Stored data
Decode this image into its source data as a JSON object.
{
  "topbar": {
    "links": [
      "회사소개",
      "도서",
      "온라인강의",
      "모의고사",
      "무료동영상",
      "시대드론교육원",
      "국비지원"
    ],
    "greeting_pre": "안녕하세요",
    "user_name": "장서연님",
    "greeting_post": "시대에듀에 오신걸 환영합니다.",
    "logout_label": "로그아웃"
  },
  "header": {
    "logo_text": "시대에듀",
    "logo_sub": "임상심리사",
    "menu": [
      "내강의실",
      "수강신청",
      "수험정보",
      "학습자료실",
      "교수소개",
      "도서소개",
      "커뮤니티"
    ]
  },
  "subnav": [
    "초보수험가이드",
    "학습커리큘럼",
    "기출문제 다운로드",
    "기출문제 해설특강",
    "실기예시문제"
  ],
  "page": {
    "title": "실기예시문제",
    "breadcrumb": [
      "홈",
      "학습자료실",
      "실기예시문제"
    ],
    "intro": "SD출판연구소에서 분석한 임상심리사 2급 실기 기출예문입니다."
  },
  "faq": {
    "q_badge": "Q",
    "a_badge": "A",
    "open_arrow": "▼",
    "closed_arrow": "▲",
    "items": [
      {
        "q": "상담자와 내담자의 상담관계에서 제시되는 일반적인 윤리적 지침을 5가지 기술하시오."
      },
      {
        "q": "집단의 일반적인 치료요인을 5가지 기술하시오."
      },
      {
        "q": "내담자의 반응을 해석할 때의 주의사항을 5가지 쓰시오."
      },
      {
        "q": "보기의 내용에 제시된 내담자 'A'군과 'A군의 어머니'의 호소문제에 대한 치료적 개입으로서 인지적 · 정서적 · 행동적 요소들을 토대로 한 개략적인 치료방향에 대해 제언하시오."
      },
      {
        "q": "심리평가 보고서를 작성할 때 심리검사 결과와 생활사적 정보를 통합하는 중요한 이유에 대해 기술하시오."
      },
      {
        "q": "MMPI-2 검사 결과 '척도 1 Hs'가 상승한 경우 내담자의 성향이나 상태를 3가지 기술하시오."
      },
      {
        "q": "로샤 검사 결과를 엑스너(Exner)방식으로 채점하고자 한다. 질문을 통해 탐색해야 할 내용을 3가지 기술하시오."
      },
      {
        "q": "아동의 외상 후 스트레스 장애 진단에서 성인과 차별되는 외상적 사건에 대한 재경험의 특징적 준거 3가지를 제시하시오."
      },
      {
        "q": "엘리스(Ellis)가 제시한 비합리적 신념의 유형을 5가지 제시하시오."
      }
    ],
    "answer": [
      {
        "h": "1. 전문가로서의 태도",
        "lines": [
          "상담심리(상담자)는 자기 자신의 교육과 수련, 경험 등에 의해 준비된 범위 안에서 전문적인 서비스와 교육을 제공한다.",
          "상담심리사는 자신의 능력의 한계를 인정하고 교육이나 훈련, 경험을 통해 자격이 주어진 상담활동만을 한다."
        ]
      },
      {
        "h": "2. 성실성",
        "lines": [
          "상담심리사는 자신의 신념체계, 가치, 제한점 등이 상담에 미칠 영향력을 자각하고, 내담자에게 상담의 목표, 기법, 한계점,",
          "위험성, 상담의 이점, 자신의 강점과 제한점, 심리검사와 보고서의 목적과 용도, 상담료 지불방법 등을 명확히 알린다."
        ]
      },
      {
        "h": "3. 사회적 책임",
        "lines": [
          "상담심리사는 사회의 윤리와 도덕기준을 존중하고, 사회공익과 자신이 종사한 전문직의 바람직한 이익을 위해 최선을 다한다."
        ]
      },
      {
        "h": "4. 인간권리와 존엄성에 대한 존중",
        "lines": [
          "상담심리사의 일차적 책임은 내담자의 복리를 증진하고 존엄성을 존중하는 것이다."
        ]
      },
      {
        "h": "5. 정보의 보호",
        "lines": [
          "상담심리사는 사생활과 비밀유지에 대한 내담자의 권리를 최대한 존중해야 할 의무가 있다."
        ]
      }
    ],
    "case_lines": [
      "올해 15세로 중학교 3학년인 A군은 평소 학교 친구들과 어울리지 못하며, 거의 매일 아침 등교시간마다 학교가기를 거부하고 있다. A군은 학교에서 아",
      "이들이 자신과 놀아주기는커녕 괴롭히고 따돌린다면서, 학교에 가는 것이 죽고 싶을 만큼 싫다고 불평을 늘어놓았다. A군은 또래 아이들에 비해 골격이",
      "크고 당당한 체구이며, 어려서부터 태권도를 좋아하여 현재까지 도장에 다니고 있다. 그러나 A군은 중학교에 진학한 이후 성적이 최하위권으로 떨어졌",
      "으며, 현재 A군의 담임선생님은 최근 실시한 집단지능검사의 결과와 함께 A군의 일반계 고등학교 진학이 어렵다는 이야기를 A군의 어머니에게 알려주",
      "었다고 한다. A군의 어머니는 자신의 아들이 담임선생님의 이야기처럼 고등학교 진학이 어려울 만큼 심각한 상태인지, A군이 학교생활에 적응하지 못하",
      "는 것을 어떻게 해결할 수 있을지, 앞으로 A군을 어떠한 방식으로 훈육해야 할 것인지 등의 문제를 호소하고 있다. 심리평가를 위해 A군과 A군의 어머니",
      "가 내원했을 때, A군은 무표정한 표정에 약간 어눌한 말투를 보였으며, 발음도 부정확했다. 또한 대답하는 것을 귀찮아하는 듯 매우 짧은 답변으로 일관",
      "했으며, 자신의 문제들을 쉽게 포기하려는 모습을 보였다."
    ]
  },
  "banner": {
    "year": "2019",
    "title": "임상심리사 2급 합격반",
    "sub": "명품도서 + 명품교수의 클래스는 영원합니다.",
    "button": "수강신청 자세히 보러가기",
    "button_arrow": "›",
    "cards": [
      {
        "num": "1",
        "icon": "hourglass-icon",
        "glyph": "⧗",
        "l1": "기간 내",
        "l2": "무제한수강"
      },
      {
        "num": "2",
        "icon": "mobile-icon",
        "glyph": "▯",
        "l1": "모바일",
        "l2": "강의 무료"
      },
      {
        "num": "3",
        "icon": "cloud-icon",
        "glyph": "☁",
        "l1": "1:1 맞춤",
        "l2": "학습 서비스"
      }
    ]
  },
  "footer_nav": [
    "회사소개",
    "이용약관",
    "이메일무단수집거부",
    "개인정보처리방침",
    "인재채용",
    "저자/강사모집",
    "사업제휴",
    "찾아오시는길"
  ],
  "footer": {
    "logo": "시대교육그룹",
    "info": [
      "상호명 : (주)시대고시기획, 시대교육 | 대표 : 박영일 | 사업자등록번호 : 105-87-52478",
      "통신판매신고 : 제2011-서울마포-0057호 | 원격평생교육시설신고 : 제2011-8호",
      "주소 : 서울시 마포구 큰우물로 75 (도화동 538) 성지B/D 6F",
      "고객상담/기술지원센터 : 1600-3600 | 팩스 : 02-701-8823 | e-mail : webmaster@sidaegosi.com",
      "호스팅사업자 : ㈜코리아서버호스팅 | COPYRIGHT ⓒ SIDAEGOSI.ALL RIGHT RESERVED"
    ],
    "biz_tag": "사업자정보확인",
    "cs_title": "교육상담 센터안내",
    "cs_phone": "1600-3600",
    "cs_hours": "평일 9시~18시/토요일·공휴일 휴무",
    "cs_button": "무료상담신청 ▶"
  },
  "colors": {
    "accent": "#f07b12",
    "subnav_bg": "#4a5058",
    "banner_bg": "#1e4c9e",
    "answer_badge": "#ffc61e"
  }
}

▶ WHAT YOU SHOULD DO: Determine the number of lines in these entries that contain the word "고등학교", and write only that number.

▶ ANSWER FOR THE TASK: 2